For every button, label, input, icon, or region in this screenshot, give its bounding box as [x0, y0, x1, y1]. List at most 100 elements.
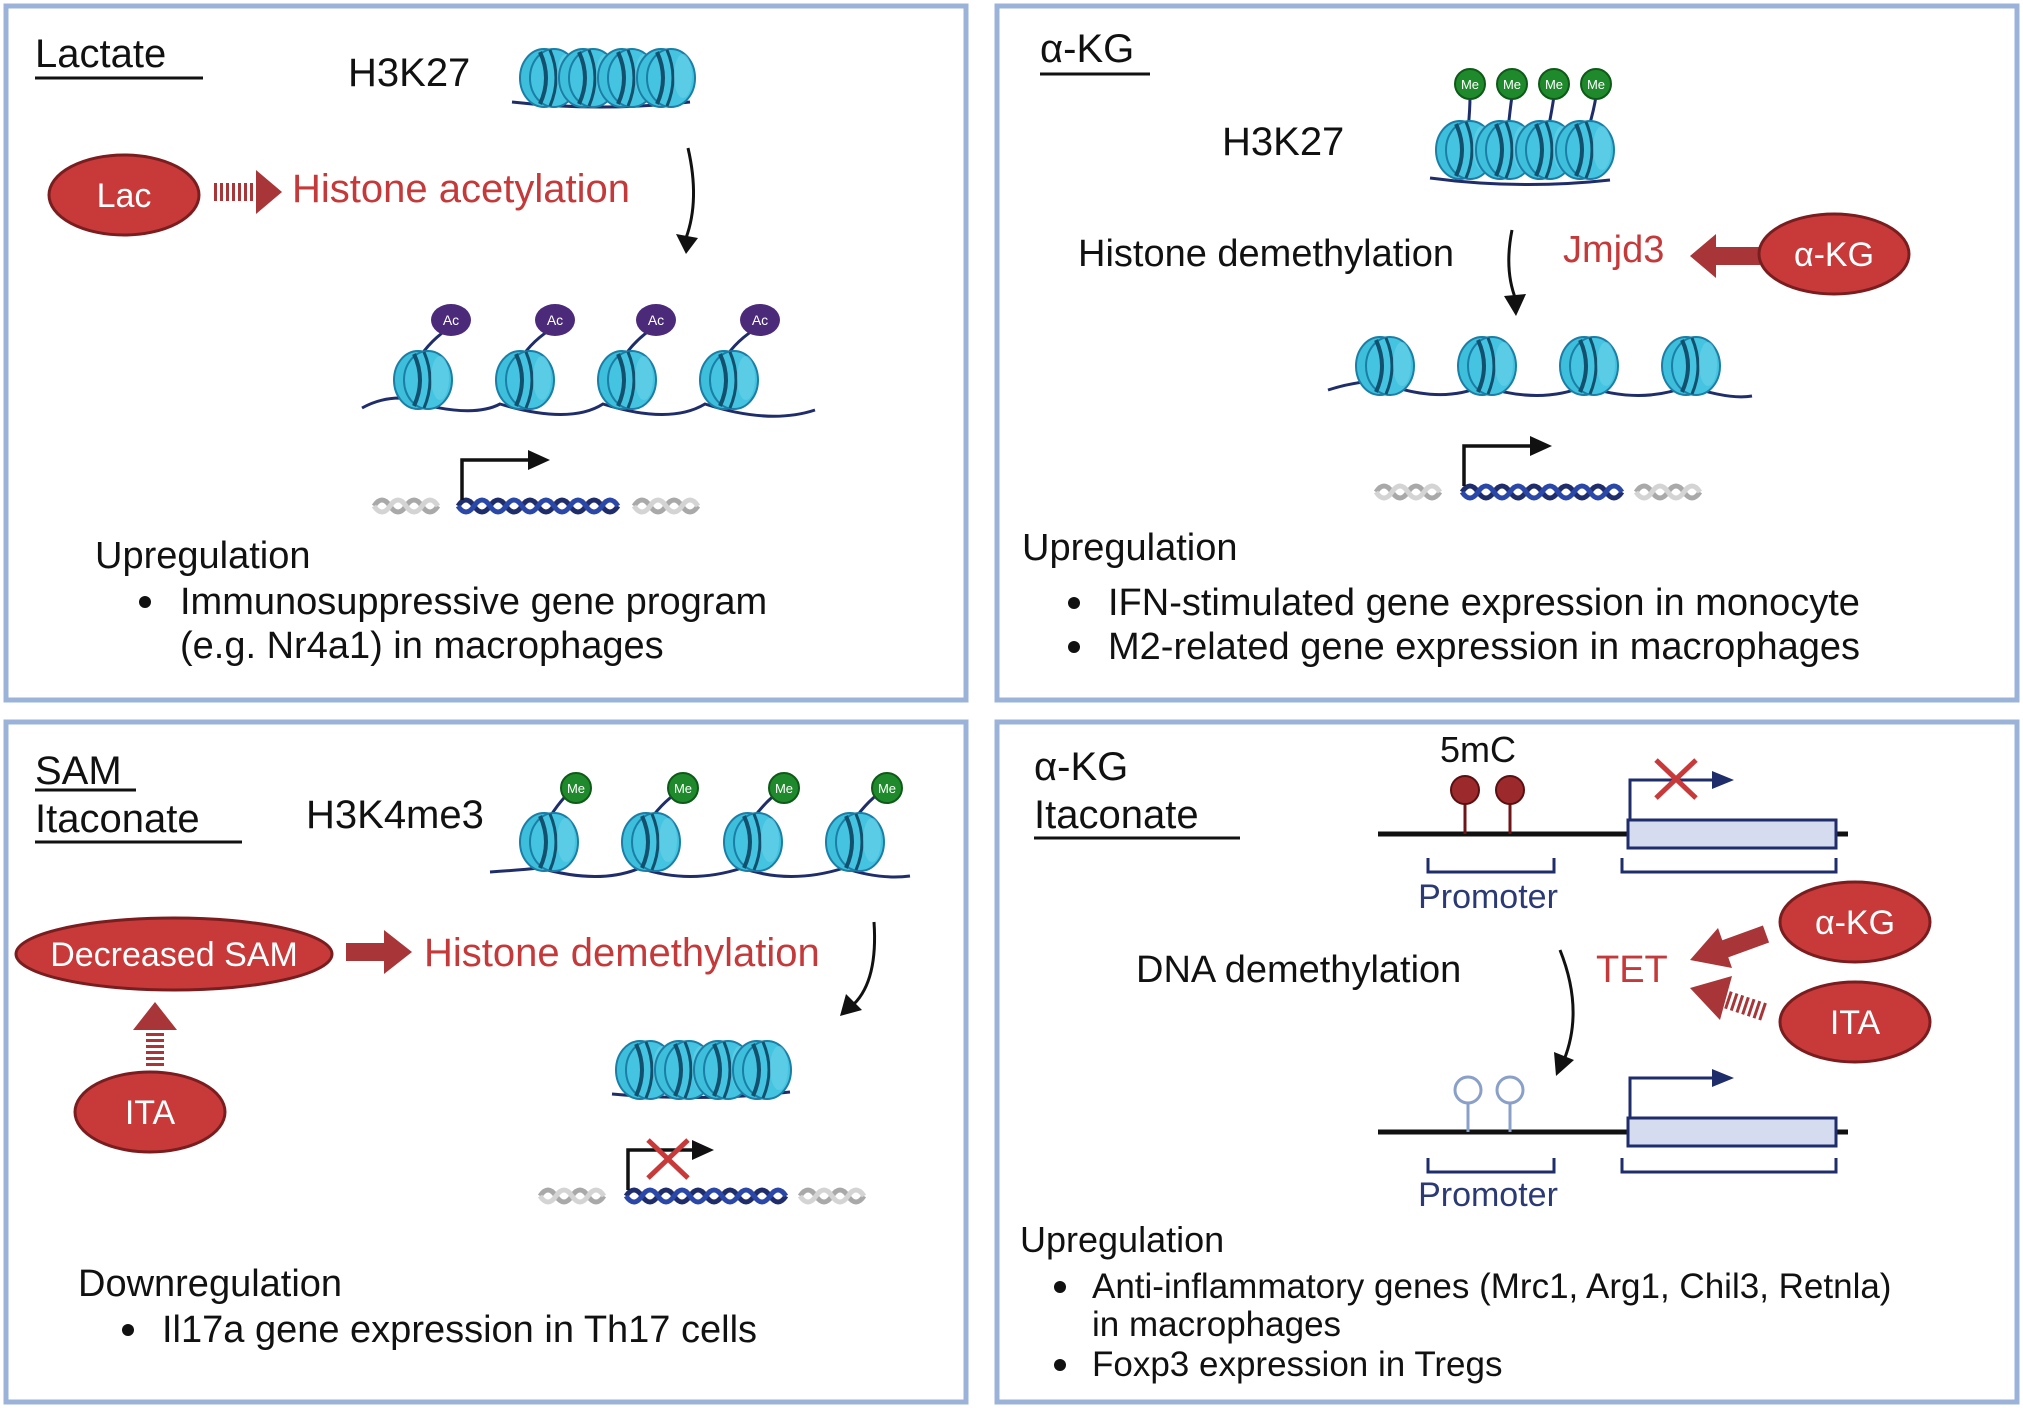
itaconate-oval — [1778, 980, 1932, 1064]
enzyme-label: TET — [1596, 949, 1668, 991]
promoter-label: Promoter — [1418, 1176, 1558, 1214]
svg-text:Ac: Ac — [648, 312, 664, 328]
histone-mark-label: H3K4me3 — [306, 793, 484, 837]
panel-akg-title: α-KG — [1040, 27, 1134, 71]
lactate-oval — [47, 153, 201, 237]
panel-dna-title-line2: Itaconate — [1034, 793, 1199, 837]
block-cross-icon — [646, 1138, 690, 1180]
akg-oval — [1757, 212, 1911, 296]
panel-lactate-title: Lactate — [35, 32, 166, 76]
bullet-dot — [139, 596, 151, 608]
bullet-text: Il17a gene expression in Th17 cells — [162, 1309, 757, 1351]
bullet-text: Foxp3 expression in Tregs — [1092, 1345, 1502, 1384]
methyl-group-icon: Me — [871, 772, 903, 804]
bullet-text: (e.g. Nr4a1) in macrophages — [180, 625, 664, 667]
svg-text:Me: Me — [878, 781, 896, 796]
bullet-dot — [1054, 1281, 1066, 1293]
panel-dna-title-line1: α-KG — [1034, 745, 1128, 789]
process-label: Histone demethylation — [424, 931, 820, 975]
dna-helix-icon — [540, 1190, 864, 1202]
promoter-bracket — [1426, 1158, 1556, 1174]
panel-lactate-border — [3, 3, 969, 703]
curved-arrow — [852, 921, 877, 1006]
bullet-text: M2-related gene expression in macrophage… — [1108, 626, 1860, 668]
bullet-dot — [1068, 597, 1080, 609]
panel-dna-demethylation-border — [994, 719, 2020, 1405]
promote-arrow-dashed — [1690, 976, 1767, 1021]
nucleosome-icon — [511, 47, 697, 109]
methyl-group-icon: Me — [667, 772, 699, 804]
akg-oval-label: α-KG — [1794, 236, 1874, 274]
curved-arrow — [1558, 949, 1575, 1061]
effect-label: Upregulation — [1022, 527, 1237, 569]
transcription-arrow-icon — [1628, 1076, 1716, 1118]
dna-helix-icon — [374, 500, 698, 512]
decreased-sam-oval — [14, 916, 334, 992]
gene-box-icon — [1626, 818, 1838, 850]
lollipop-methyl-icon — [1495, 1075, 1525, 1132]
promote-arrow-solid — [1690, 925, 1770, 968]
transcription-arrow-icon — [460, 458, 532, 500]
itaconate-oval-label: ITA — [125, 1094, 176, 1132]
panel-sam-title-line2: Itaconate — [35, 797, 200, 841]
transcription-arrow-icon — [626, 1148, 696, 1190]
promote-arrow-solid — [346, 930, 412, 974]
svg-text:Me: Me — [567, 781, 585, 796]
process-label: DNA demethylation — [1136, 949, 1461, 991]
methyl-group-icon: Me — [1454, 68, 1486, 100]
methylated-chromatin-spread: Me Me Me Me — [489, 772, 911, 879]
effect-label: Downregulation — [78, 1263, 342, 1305]
methylated-locus — [1378, 758, 1848, 874]
lollipop-methyl-icon — [1453, 1075, 1483, 1132]
promote-arrow-solid — [1690, 234, 1760, 278]
panel-akg-border — [994, 3, 2020, 703]
effect-label: Upregulation — [95, 535, 310, 577]
curved-arrow — [1507, 229, 1518, 301]
itaconate-oval — [73, 1070, 227, 1154]
svg-text:Ac: Ac — [443, 312, 459, 328]
bullet-text: in macrophages — [1092, 1305, 1341, 1344]
acetyl-group-icon: Ac — [740, 304, 780, 336]
panel-sam-title-line1: SAM — [35, 749, 122, 793]
demethylated-locus — [1378, 1069, 1848, 1174]
panel-sam-border — [3, 719, 969, 1405]
promote-arrow-dashed — [214, 170, 282, 214]
lollipop-methyl-icon — [1495, 775, 1525, 834]
decreased-sam-label: Decreased SAM — [50, 936, 298, 974]
bullet-dot — [1068, 641, 1080, 653]
bullet-dot — [122, 1324, 134, 1336]
methylcytosine-label: 5mC — [1440, 729, 1516, 770]
dna-helix-icon — [1376, 486, 1700, 498]
histone-mark-label: H3K27 — [1222, 120, 1344, 164]
curved-arrow — [684, 147, 695, 239]
svg-text:Me: Me — [775, 781, 793, 796]
bullet-dot — [1054, 1359, 1066, 1371]
methyl-group-icon: Me — [768, 772, 800, 804]
process-label: Histone acetylation — [292, 167, 630, 211]
methylated-chromatin-compact: Me Me Me Me — [1429, 68, 1616, 187]
enzyme-label: Jmjd3 — [1563, 229, 1664, 271]
methyl-group-icon: Me — [560, 772, 592, 804]
methyl-group-icon: Me — [1580, 68, 1612, 100]
nucleosome-icon — [611, 1039, 793, 1101]
histone-mark-label: H3K27 — [348, 51, 470, 95]
gene-bracket — [1620, 1158, 1838, 1174]
svg-text:Me: Me — [1587, 77, 1605, 92]
transcription-arrow-icon — [1462, 444, 1534, 486]
bullet-text: Anti-inflammatory genes (Mrc1, Arg1, Chi… — [1092, 1267, 1891, 1306]
itaconate-oval-label: ITA — [1830, 1004, 1881, 1042]
svg-text:Me: Me — [1545, 77, 1563, 92]
bullet-text: Immunosuppressive gene program — [180, 581, 767, 623]
promoter-bracket — [1426, 858, 1556, 874]
gene-box-icon — [1626, 1116, 1838, 1148]
methyl-group-icon: Me — [1496, 68, 1528, 100]
promoter-label: Promoter — [1418, 878, 1558, 916]
acetyl-group-icon: Ac — [431, 304, 471, 336]
acetyl-group-icon: Ac — [636, 304, 676, 336]
block-cross-icon — [1654, 758, 1698, 800]
demethylated-chromatin — [1327, 335, 1753, 399]
acetylated-chromatin: Ac Ac Ac Ac — [361, 304, 816, 418]
lactate-oval-label: Lac — [97, 177, 152, 215]
bullet-text: IFN-stimulated gene expression in monocy… — [1108, 582, 1860, 624]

····················

Required work:
Copy all lines from the entries that contain the word "expression".

Solution to the exercise:
bullet-text: Il17a gene expression in Th17 cells — [162, 1309, 757, 1351]
bullet-text: Foxp3 expression in Tregs — [1092, 1345, 1502, 1384]
bullet-text: M2-related gene expression in macrophage… — [1108, 626, 1860, 668]
bullet-text: IFN-stimulated gene expression in monocy… — [1108, 582, 1860, 624]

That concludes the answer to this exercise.